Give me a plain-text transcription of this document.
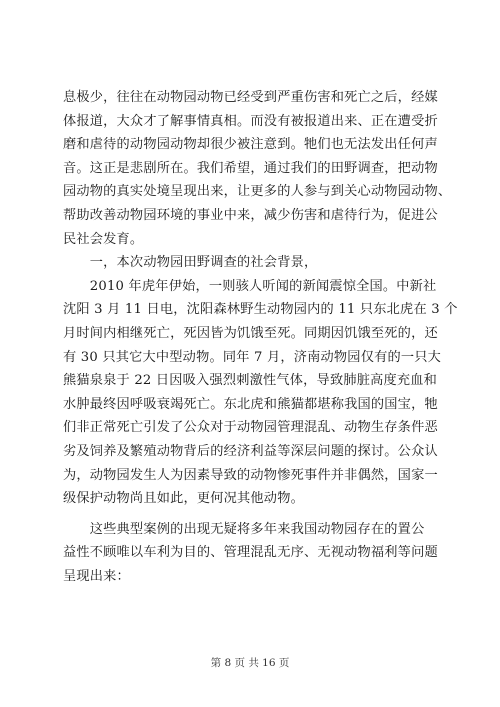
息极少，往往在动物园动物已经受到严重伤害和死亡之后，经媒
体报道，大众才了解事情真相。而没有被报道出来、正在遭受折
磨和虐待的动物园动物却很少被注意到。牠们也无法发出任何声
音。这正是悲剧所在。我们希望，通过我们的田野调查，把动物
园动物的真实处境呈现出来，让更多的人参与到关心动物园动物、
帮助改善动物园环境的事业中来，减少伤害和虐待行为，促进公
民社会发育。
　　一，本次动物园田野调查的社会背景，
　　2010 年虎年伊始，一则骇人听闻的新闻震惊全国。中新社
沈阳 3 月 11 日电，沈阳森林野生动物园内的 11 只东北虎在 3 个
月时间内相继死亡，死因皆为饥饿至死。同期因饥饿至死的，还
有 30 只其它大中型动物。同年 7 月，济南动物园仅有的一只大
熊猫泉泉于 22 日因吸入强烈刺激性气体，导致肺脏高度充血和
水肿最终因呼吸衰竭死亡。东北虎和熊猫都堪称我国的国宝，牠
们非正常死亡引发了公众对于动物园管理混乱、动物生存条件恶
劣及饲养及繁殖动物背后的经济利益等深层问题的探讨。公众认
为，动物园发生人为因素导致的动物惨死事件并非偶然，国家一
级保护动物尚且如此，更何况其他动物。
　　这些典型案例的出现无疑将多年来我国动物园存在的置公
益性不顾唯以车利为目的、管理混乱无序、无视动物福利等问题
呈现出来：
第 8 页 共 16 页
════════════════════
__The problem__:
Every record above should be written out again without change, except that the pictures are left out.

__The response__:
Give me a plain-text transcription of this document.
息极少，往往在动物园动物已经受到严重伤害和死亡之后，经媒
体报道，大众才了解事情真相。而没有被报道出来、正在遭受折
磨和虐待的动物园动物却很少被注意到。牠们也无法发出任何声
音。这正是悲剧所在。我们希望，通过我们的田野调查，把动物
园动物的真实处境呈现出来，让更多的人参与到关心动物园动物、
帮助改善动物园环境的事业中来，减少伤害和虐待行为，促进公
民社会发育。
　　一，本次动物园田野调查的社会背景，
　　2010 年虎年伊始，一则骇人听闻的新闻震惊全国。中新社
沈阳 3 月 11 日电，沈阳森林野生动物园内的 11 只东北虎在 3 个
月时间内相继死亡，死因皆为饥饿至死。同期因饥饿至死的，还
有 30 只其它大中型动物。同年 7 月，济南动物园仅有的一只大
熊猫泉泉于 22 日因吸入强烈刺激性气体，导致肺脏高度充血和
水肿最终因呼吸衰竭死亡。东北虎和熊猫都堪称我国的国宝，牠
们非正常死亡引发了公众对于动物园管理混乱、动物生存条件恶
劣及饲养及繁殖动物背后的经济利益等深层问题的探讨。公众认
为，动物园发生人为因素导致的动物惨死事件并非偶然，国家一
级保护动物尚且如此，更何况其他动物。
　　这些典型案例的出现无疑将多年来我国动物园存在的置公
益性不顾唯以车利为目的、管理混乱无序、无视动物福利等问题
呈现出来：
第 8 页 共 16 页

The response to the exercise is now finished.